↓↓↓

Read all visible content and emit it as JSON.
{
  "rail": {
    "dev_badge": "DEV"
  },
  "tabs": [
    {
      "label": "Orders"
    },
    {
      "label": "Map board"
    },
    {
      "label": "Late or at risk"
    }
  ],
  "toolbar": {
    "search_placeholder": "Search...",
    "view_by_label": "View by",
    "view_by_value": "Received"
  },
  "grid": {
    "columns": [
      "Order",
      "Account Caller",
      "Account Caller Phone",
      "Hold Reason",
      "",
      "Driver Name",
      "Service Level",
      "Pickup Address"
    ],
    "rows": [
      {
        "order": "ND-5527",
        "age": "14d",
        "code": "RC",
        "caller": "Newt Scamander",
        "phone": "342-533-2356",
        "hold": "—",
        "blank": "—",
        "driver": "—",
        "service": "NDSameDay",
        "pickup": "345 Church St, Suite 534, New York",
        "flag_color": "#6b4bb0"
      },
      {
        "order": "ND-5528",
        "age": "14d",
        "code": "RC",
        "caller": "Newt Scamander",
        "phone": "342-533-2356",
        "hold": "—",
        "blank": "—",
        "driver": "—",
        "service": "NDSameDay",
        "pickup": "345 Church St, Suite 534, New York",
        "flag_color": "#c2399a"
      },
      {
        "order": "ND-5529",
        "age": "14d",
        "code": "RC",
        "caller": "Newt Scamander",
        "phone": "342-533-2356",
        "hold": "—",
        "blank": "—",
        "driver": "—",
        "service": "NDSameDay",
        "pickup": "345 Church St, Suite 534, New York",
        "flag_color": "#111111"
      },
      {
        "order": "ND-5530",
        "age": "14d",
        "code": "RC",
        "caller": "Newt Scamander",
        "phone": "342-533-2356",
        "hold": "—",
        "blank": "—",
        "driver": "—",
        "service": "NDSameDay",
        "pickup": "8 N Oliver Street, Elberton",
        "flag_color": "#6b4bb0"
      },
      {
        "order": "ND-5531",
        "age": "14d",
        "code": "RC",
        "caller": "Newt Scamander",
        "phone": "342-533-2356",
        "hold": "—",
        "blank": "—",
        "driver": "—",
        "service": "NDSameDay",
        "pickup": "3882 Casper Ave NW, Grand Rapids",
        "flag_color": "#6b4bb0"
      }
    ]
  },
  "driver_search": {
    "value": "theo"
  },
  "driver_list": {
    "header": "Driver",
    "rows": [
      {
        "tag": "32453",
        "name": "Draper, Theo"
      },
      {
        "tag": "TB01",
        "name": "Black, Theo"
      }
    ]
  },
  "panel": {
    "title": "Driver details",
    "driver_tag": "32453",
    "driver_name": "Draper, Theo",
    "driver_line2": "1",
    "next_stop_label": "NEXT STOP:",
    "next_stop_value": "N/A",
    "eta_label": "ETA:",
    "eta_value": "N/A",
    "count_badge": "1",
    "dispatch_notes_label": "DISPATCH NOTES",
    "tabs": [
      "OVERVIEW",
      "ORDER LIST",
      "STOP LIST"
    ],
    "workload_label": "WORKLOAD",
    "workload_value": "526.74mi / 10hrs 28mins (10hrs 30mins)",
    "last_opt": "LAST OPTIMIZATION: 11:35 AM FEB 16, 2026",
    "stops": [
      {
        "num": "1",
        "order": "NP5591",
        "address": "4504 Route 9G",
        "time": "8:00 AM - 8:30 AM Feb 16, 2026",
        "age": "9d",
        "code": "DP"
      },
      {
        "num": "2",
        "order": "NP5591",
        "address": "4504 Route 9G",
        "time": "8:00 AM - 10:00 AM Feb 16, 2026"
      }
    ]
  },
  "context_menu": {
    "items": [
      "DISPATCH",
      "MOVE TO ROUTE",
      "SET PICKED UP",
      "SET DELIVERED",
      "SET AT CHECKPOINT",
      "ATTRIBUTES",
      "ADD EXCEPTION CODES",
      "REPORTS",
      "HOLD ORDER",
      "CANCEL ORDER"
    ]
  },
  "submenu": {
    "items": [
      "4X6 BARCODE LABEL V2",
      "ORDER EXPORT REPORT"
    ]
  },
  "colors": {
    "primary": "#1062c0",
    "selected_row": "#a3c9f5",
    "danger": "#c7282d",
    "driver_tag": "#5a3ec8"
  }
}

↑↑↑

Exercise goal. Extract all the material, leaving every line as it is.

Task response.
Read all visible content and emit it as JSON.
{
  "rail": {
    "dev_badge": "DEV"
  },
  "tabs": [
    {
      "label": "Orders"
    },
    {
      "label": "Map board"
    },
    {
      "label": "Late or at risk"
    }
  ],
  "toolbar": {
    "search_placeholder": "Search...",
    "view_by_label": "View by",
    "view_by_value": "Received"
  },
  "grid": {
    "columns": [
      "Order",
      "Account Caller",
      "Account Caller Phone",
      "Hold Reason",
      "",
      "Driver Name",
      "Service Level",
      "Pickup Address"
    ],
    "rows": [
      {
        "order": "ND-5527",
        "age": "14d",
        "code": "RC",
        "caller": "Newt Scamander",
        "phone": "342-533-2356",
        "hold": "—",
        "blank": "—",
        "driver": "—",
        "service": "NDSameDay",
        "pickup": "345 Church St, Suite 534, New York",
        "flag_color": "#6b4bb0"
      },
      {
        "order": "ND-5528",
        "age": "14d",
        "code": "RC",
        "caller": "Newt Scamander",
        "phone": "342-533-2356",
        "hold": "—",
        "blank": "—",
        "driver": "—",
        "service": "NDSameDay",
        "pickup": "345 Church St, Suite 534, New York",
        "flag_color": "#c2399a"
      },
      {
        "order": "ND-5529",
        "age": "14d",
        "code": "RC",
        "caller": "Newt Scamander",
        "phone": "342-533-2356",
        "hold": "—",
        "blank": "—",
        "driver": "—",
        "service": "NDSameDay",
        "pickup": "345 Church St, Suite 534, New York",
        "flag_color": "#111111"
      },
      {
        "order": "ND-5530",
        "age": "14d",
        "code": "RC",
        "caller": "Newt Scamander",
        "phone": "342-533-2356",
        "hold": "—",
        "blank": "—",
        "driver": "—",
        "service": "NDSameDay",
        "pickup": "8 N Oliver Street, Elberton",
        "flag_color": "#6b4bb0"
      },
      {
        "order": "ND-5531",
        "age": "14d",
        "code": "RC",
        "caller": "Newt Scamander",
        "phone": "342-533-2356",
        "hold": "—",
        "blank": "—",
        "driver": "—",
        "service": "NDSameDay",
        "pickup": "3882 Casper Ave NW, Grand Rapids",
        "flag_color": "#6b4bb0"
      }
    ]
  },
  "driver_search": {
    "value": "theo"
  },
  "driver_list": {
    "header": "Driver",
    "rows": [
      {
        "tag": "32453",
        "name": "Draper, Theo"
      },
      {
        "tag": "TB01",
        "name": "Black, Theo"
      }
    ]
  },
  "panel": {
    "title": "Driver details",
    "driver_tag": "32453",
    "driver_name": "Draper, Theo",
    "driver_line2": "1",
    "next_stop_label": "NEXT STOP:",
    "next_stop_value": "N/A",
    "eta_label": "ETA:",
    "eta_value": "N/A",
    "count_badge": "1",
    "dispatch_notes_label": "DISPATCH NOTES",
    "tabs": [
      "OVERVIEW",
      "ORDER LIST",
      "STOP LIST"
    ],
    "workload_label": "WORKLOAD",
    "workload_value": "526.74mi / 10hrs 28mins (10hrs 30mins)",
    "last_opt": "LAST OPTIMIZATION: 11:35 AM FEB 16, 2026",
    "stops": [
      {
        "num": "1",
        "order": "NP5591",
        "address": "4504 Route 9G",
        "time": "8:00 AM - 8:30 AM Feb 16, 2026",
        "age": "9d",
        "code": "DP"
      },
      {
        "num": "2",
        "order": "NP5591",
        "address": "4504 Route 9G",
        "time": "8:00 AM - 10:00 AM Feb 16, 2026"
      }
    ]
  },
  "context_menu": {
    "items": [
      "DISPATCH",
      "MOVE TO ROUTE",
      "SET PICKED UP",
      "SET DELIVERED",
      "SET AT CHECKPOINT",
      "ATTRIBUTES",
      "ADD EXCEPTION CODES",
      "REPORTS",
      "HOLD ORDER",
      "CANCEL ORDER"
    ]
  },
  "submenu": {
    "items": [
      "4X6 BARCODE LABEL V2",
      "ORDER EXPORT REPORT"
    ]
  },
  "colors": {
    "primary": "#1062c0",
    "selected_row": "#a3c9f5",
    "danger": "#c7282d",
    "driver_tag": "#5a3ec8"
  }
}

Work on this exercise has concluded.